Without the pictures, can you quote each line below exactly?

--- Begin Extracted information ---

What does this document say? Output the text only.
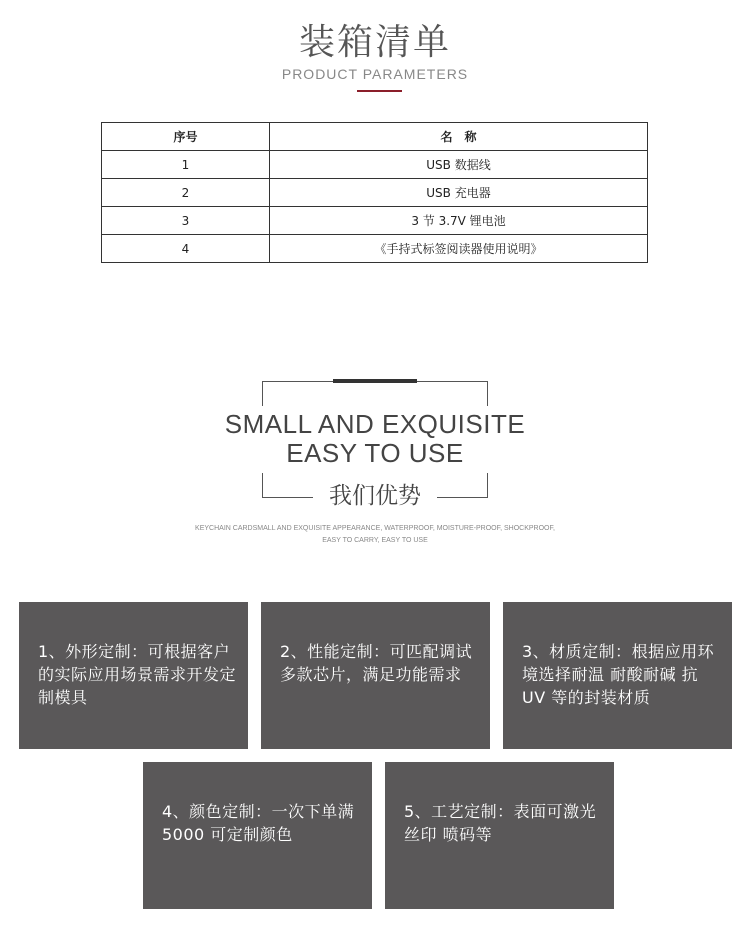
装箱清单
PRODUCT PARAMETERS
序号	名　称
1	USB 数据线
2	USB 充电器
3	3 节 3.7V 锂电池
4	《手持式标签阅读器使用说明》
SMALL AND EXQUISITE
EASY TO USE
我们优势
KEYCHAIN CARDSMALL AND EXQUISITE APPEARANCE, WATERPROOF, MOISTURE-PROOF, SHOCKPROOF,
EASY TO CARRY, EASY TO USE
1、外形定制：可根据客户的实际应用场景需求开发定制模具
2、性能定制：可匹配调试多款芯片，满足功能需求
3、材质定制：根据应用环境选择耐温 耐酸耐碱 抗UV 等的封装材质
4、颜色定制：一次下单满 5000 可定制颜色
5、工艺定制：表面可激光 丝印 喷码等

--- End Extracted information ---

▶ Response to this task
What does this document say? Output the text only.
装箱清单
PRODUCT PARAMETERS
序号	名　称
1	USB 数据线
2	USB 充电器
3	3 节 3.7V 锂电池
4	《手持式标签阅读器使用说明》
SMALL AND EXQUISITE
EASY TO USE
我们优势
KEYCHAIN CARDSMALL AND EXQUISITE APPEARANCE, WATERPROOF, MOISTURE-PROOF, SHOCKPROOF,
EASY TO CARRY, EASY TO USE
1、外形定制：可根据客户的实际应用场景需求开发定制模具
2、性能定制：可匹配调试多款芯片，满足功能需求
3、材质定制：根据应用环境选择耐温 耐酸耐碱 抗UV 等的封装材质
4、颜色定制：一次下单满 5000 可定制颜色
5、工艺定制：表面可激光 丝印 喷码等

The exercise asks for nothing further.